* [Written problem]:
Within the records that follow, find every line containing the string "name". Copy those lines.

[Excerpt from a dataset]
+-------+
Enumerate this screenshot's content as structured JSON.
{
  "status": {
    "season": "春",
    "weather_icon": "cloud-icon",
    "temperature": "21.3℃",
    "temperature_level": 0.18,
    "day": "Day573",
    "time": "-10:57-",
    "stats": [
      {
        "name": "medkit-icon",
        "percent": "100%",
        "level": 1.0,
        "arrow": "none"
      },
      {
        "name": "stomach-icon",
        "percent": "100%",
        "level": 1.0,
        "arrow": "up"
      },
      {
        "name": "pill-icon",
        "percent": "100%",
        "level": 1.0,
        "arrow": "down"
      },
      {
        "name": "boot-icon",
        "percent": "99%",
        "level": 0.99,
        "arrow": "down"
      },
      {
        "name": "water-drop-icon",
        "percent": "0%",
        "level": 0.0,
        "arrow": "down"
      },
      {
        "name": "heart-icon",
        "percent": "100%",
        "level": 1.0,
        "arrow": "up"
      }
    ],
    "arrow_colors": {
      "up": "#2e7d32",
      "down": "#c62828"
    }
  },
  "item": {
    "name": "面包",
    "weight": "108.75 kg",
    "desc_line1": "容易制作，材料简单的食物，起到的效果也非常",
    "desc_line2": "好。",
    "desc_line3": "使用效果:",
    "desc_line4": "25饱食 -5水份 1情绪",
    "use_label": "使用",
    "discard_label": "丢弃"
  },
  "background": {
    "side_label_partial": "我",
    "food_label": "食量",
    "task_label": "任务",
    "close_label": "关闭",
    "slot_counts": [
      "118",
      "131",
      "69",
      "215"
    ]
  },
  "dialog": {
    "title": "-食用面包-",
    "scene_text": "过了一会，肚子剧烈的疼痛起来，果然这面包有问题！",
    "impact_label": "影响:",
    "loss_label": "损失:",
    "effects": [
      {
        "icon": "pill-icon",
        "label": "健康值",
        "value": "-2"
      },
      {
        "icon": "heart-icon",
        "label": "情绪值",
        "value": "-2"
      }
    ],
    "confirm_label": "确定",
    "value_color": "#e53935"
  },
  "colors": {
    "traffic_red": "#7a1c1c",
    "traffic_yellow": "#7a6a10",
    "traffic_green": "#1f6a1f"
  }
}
+-------+
* [The response]:
        "name": "medkit-icon",
        "name": "stomach-icon",
        "name": "pill-icon",
        "name": "boot-icon",
        "name": "water-drop-icon",
        "name": "heart-icon",
    "name": "面包",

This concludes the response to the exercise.